▸ **WRITTEN TASK**:
Reproduce everything from the start of the records down to the line containing "- theme-link[interactable]: theme: [444, 240, 477, 254]", with both ends included.

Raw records
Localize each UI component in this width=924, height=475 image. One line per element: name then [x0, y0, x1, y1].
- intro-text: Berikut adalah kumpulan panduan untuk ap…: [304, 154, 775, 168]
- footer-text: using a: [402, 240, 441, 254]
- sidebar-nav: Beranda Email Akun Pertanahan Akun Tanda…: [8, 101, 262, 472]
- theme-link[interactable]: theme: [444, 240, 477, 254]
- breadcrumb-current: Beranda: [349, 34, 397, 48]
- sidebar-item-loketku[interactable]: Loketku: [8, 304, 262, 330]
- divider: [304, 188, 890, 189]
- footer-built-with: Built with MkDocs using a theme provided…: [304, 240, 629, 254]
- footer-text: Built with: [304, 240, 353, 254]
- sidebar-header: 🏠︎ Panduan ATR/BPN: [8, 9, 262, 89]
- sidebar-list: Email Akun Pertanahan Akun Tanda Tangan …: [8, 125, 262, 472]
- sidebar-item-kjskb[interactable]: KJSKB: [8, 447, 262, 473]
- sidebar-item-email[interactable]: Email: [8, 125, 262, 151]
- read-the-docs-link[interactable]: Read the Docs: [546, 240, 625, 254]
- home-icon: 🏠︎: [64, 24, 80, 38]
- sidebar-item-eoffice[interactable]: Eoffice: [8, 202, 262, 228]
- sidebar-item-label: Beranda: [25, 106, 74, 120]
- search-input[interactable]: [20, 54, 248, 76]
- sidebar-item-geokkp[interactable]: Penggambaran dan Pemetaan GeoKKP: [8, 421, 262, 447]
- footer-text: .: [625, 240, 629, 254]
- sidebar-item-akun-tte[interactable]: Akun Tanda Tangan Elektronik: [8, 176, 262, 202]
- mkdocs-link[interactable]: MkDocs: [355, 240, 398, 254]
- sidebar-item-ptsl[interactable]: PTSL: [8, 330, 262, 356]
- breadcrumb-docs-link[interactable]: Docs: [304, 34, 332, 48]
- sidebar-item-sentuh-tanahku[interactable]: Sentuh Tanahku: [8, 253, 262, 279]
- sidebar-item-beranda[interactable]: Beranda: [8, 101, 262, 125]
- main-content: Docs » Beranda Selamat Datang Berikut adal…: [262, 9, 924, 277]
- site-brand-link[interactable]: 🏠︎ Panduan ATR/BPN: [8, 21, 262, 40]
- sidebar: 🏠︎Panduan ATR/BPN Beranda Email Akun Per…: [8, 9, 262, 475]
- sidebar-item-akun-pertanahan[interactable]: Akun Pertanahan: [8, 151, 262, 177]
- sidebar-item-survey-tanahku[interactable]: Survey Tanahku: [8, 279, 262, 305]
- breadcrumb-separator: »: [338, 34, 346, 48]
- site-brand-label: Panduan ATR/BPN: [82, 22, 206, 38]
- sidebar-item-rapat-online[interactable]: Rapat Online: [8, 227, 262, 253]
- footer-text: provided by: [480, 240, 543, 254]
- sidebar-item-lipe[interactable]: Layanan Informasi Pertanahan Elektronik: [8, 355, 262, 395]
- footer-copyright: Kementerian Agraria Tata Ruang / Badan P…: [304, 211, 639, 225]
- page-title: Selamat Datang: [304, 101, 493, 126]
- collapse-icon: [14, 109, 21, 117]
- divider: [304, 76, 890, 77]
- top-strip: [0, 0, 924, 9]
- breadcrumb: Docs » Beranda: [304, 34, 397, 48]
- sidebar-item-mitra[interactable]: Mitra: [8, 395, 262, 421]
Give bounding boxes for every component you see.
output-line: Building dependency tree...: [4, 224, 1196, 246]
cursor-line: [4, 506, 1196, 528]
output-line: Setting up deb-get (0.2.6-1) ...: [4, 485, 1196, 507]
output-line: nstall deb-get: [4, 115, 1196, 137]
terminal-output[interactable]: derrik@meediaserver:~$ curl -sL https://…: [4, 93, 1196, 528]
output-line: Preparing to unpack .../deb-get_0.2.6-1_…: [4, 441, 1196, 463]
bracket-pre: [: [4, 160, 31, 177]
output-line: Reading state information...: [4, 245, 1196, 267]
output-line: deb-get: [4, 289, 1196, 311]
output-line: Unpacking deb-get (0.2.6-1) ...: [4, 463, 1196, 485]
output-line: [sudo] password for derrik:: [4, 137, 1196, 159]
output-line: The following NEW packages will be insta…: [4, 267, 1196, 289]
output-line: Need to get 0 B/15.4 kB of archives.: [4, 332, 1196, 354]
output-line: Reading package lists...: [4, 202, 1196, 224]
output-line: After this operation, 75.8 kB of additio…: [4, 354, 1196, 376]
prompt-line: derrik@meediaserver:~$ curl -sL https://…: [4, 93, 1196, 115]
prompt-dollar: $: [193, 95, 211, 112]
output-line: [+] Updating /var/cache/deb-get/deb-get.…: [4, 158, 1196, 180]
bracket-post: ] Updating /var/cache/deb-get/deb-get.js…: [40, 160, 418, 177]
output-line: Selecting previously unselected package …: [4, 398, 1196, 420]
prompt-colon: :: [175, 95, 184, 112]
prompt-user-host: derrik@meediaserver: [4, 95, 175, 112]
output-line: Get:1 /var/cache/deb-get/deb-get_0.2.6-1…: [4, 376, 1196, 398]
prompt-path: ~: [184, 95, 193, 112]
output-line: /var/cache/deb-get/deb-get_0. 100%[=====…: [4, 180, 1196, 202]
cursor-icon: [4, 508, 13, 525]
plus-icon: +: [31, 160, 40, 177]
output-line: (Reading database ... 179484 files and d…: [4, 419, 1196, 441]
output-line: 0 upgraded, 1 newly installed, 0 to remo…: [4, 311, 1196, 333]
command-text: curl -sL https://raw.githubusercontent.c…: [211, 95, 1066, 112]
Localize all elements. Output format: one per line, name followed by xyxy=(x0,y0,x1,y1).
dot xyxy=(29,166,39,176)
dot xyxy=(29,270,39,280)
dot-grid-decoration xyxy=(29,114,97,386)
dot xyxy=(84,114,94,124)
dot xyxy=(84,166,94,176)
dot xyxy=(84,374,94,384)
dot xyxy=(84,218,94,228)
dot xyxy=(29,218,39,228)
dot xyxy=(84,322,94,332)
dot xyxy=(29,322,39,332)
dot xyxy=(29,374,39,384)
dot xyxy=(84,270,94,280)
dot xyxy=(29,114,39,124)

▸ **RESPONSE**:
Localize each UI component in this width=924, height=475 image. One line per element: name then [x0, y0, x1, y1].
- intro-text: Berikut adalah kumpulan panduan untuk ap…: [304, 154, 775, 168]
- footer-text: using a: [402, 240, 441, 254]
- sidebar-nav: Beranda Email Akun Pertanahan Akun Tanda…: [8, 101, 262, 472]
- theme-link[interactable]: theme: [444, 240, 477, 254]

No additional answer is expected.